━━ Input rows

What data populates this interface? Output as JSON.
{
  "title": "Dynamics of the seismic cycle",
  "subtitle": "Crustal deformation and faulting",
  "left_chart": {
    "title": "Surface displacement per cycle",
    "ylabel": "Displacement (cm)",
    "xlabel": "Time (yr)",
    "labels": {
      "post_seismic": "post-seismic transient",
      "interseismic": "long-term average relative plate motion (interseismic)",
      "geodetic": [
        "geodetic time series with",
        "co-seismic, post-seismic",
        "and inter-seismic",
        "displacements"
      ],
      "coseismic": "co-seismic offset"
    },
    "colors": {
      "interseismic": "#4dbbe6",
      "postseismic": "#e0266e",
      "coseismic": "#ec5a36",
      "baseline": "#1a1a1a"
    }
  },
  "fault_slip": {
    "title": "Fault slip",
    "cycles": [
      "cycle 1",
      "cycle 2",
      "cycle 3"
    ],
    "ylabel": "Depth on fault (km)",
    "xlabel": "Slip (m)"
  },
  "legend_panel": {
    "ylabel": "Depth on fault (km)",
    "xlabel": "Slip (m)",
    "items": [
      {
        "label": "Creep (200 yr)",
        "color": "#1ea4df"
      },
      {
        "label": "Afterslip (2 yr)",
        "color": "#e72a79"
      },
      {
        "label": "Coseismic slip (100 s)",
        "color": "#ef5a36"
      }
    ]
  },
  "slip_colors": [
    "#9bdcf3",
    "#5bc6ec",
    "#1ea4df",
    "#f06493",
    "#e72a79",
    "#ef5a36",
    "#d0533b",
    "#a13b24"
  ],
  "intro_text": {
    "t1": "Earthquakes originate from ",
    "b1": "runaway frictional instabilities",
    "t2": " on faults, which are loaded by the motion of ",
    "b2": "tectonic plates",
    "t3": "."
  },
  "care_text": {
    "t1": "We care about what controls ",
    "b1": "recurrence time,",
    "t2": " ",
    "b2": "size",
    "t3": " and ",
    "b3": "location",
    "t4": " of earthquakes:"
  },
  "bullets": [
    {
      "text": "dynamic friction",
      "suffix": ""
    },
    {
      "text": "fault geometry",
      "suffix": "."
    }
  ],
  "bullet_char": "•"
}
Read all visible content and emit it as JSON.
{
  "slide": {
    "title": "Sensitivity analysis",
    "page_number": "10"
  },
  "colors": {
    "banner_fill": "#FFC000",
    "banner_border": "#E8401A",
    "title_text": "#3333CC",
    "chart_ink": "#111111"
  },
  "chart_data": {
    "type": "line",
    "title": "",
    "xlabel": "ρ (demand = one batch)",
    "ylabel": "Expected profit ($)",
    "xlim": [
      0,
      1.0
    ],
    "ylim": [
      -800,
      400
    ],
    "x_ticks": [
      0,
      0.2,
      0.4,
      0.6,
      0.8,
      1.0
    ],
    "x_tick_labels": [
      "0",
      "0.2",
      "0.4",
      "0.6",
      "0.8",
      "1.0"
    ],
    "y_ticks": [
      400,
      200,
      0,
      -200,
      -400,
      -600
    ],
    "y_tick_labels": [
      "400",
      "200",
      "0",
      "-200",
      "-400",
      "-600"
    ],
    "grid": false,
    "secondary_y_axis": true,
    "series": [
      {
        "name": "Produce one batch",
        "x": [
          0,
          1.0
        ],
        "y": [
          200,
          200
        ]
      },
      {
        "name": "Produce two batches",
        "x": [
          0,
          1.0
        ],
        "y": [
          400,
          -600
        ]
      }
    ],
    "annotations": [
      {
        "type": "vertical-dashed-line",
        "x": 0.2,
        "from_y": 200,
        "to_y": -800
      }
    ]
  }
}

━━━━

**Short task:** Identify every line above with the string "Produce" in it. Copy those lines.

**Finished exercise:**
        "name": "Produce one batch",
        "name": "Produce two batches",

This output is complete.